OBJECTIVE
From the listing below, pull out the lines that hold "satellite".

[Records]
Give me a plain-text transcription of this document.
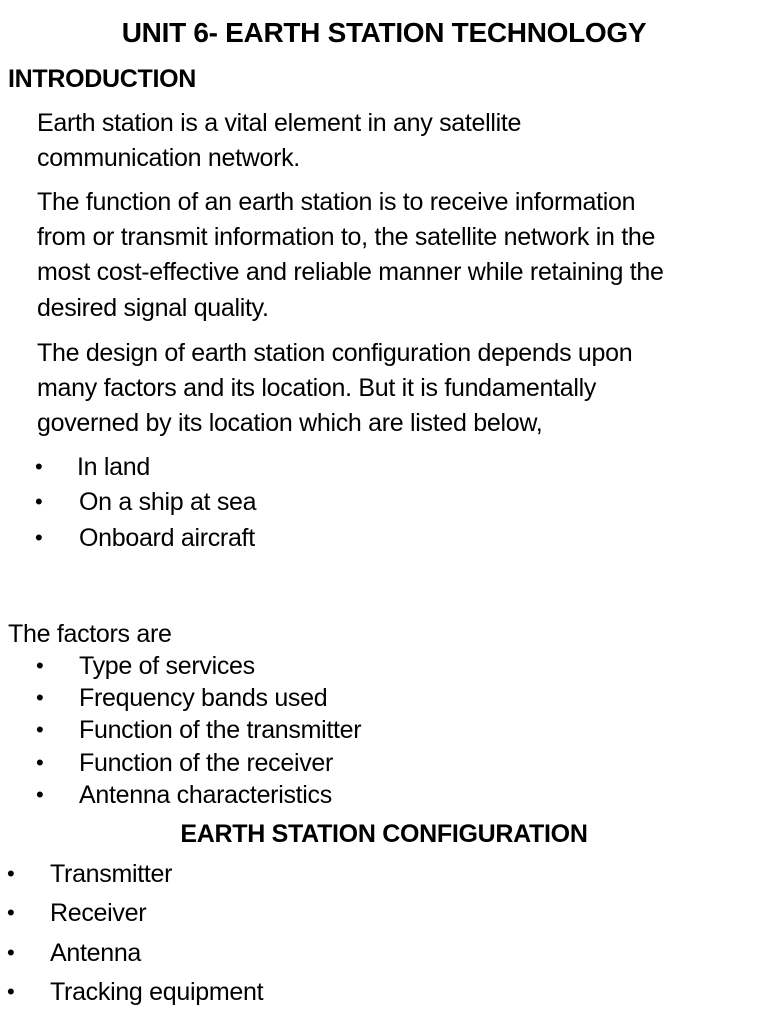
UNIT 6- EARTH STATION TECHNOLOGY
INTRODUCTION
Earth station is a vital element in any satellite
communication network.
The function of an earth station is to receive information
from or transmit information to, the satellite network in the
most cost-effective and reliable manner while retaining the
desired signal quality.
The design of earth station configuration depends upon
many factors and its location. But it is fundamentally
governed by its location which are listed below,
• In land
• On a ship at sea
• Onboard aircraft
The factors are
• Type of services
• Frequency bands used
• Function of the transmitter
• Function of the receiver
• Antenna characteristics
EARTH STATION CONFIGURATION
• Transmitter
• Receiver
• Antenna
• Tracking equipment
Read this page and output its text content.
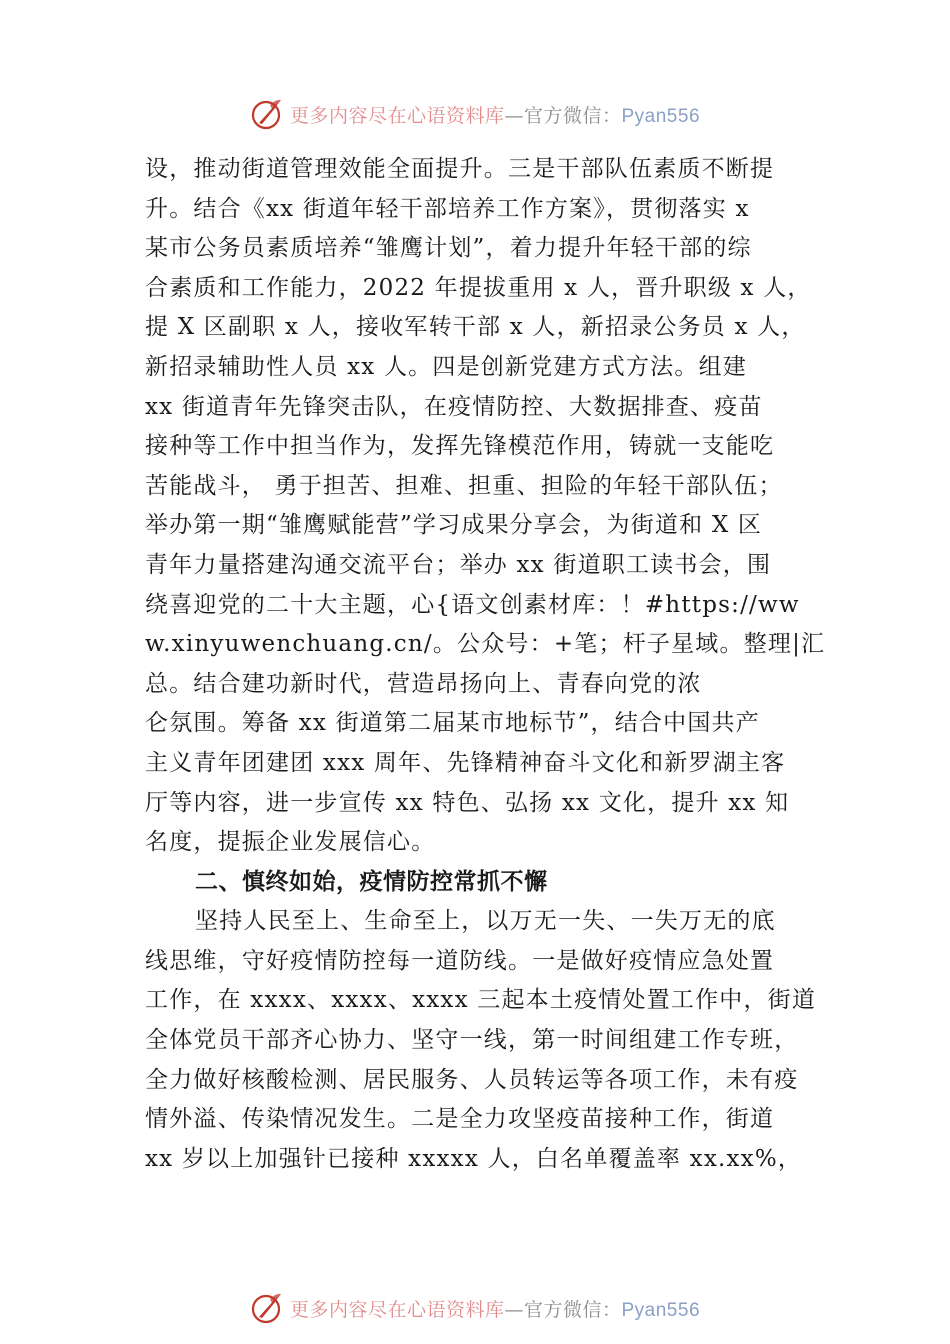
更多内容尽在心语资料库—官方微信：Pyan556
设，推动街道管理效能全面提升。三是干部队伍素质不断提
升。结合《xx 街道年轻干部培养工作方案》，贯彻落实 x
某市公务员素质培养“雏鹰计划”，着力提升年轻干部的综
合素质和工作能力，2022 年提拔重用 x 人，晋升职级 x 人，
提 X 区副职 x 人，接收军转干部 x 人，新招录公务员 x 人，
新招录辅助性人员 xx 人。四是创新党建方式方法。组建
xx 街道青年先锋突击队，在疫情防控、大数据排查、疫苗
接种等工作中担当作为，发挥先锋模范作用，铸就一支能吃
苦能战斗， 勇于担苦、担难、担重、担险的年轻干部队伍；
举办第一期“雏鹰赋能营”学习成果分享会，为街道和 X 区
青年力量搭建沟通交流平台；举办 xx 街道职工读书会，围
绕喜迎党的二十大主题，心{语文创素材库：！#https://ww
w.xinyuwenchuang.cn/。公众号：+笔；杆子星域。整理|汇
总。结合建功新时代，营造昂扬向上、青春向党的浓
仑氛围。筹备 xx 街道第二届某市地标节”，结合中国共产
主义青年团建团 xxx 周年、先锋精神奋斗文化和新罗湖主客
厅等内容，进一步宣传 xx 特色、弘扬 xx 文化，提升 xx 知
名度，提振企业发展信心。
二、慎终如始，疫情防控常抓不懈
坚持人民至上、生命至上，以万无一失、一失万无的底
线思维，守好疫情防控每一道防线。一是做好疫情应急处置
工作，在 xxxx、xxxx、xxxx 三起本土疫情处置工作中，街道
全体党员干部齐心协力、坚守一线，第一时间组建工作专班，
全力做好核酸检测、居民服务、人员转运等各项工作，未有疫
情外溢、传染情况发生。二是全力攻坚疫苗接种工作，街道
xx 岁以上加强针已接种 xxxxx 人，白名单覆盖率 xx.xx%，
更多内容尽在心语资料库—官方微信：Pyan556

TASK SOLUTION
Earth station is a vital element in any satellite
from or transmit information to, the satellite network in the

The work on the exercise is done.